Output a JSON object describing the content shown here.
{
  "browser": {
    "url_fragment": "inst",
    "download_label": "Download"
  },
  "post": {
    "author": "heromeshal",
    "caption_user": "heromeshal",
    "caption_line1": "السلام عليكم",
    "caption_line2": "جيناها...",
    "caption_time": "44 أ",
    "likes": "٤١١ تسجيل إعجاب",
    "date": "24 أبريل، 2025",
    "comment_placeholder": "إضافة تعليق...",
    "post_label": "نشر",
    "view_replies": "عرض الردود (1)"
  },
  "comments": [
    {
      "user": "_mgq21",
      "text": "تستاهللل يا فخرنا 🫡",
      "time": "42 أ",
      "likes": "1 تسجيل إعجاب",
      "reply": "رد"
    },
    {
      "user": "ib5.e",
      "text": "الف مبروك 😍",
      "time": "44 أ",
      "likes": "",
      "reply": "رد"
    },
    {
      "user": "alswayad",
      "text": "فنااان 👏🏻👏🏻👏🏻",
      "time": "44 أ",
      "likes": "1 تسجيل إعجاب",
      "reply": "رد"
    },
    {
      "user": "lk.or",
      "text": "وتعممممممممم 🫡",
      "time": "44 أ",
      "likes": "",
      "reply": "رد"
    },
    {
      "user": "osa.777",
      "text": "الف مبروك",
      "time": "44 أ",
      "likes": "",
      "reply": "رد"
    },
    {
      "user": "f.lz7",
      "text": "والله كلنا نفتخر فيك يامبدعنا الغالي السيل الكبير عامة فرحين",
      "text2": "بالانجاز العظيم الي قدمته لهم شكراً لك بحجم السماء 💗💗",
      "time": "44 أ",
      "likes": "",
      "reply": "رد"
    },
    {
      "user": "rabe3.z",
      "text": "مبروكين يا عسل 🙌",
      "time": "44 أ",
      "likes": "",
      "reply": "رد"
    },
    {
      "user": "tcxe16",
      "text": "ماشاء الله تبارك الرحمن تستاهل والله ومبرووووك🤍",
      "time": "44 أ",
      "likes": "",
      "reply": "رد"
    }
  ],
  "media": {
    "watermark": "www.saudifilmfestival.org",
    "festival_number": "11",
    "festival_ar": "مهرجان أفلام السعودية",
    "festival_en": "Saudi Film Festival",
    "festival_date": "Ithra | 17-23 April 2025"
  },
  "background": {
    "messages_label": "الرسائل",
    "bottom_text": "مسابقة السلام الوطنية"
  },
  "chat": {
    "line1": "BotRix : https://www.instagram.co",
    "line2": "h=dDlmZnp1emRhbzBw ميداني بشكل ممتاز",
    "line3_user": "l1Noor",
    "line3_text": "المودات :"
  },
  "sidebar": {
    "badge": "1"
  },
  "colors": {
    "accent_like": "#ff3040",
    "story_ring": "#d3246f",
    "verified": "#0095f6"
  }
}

************

SHORT TASK – State how many lines of the records hold the string "والله", and nothing else.

COMPLETE RESPONSE – 2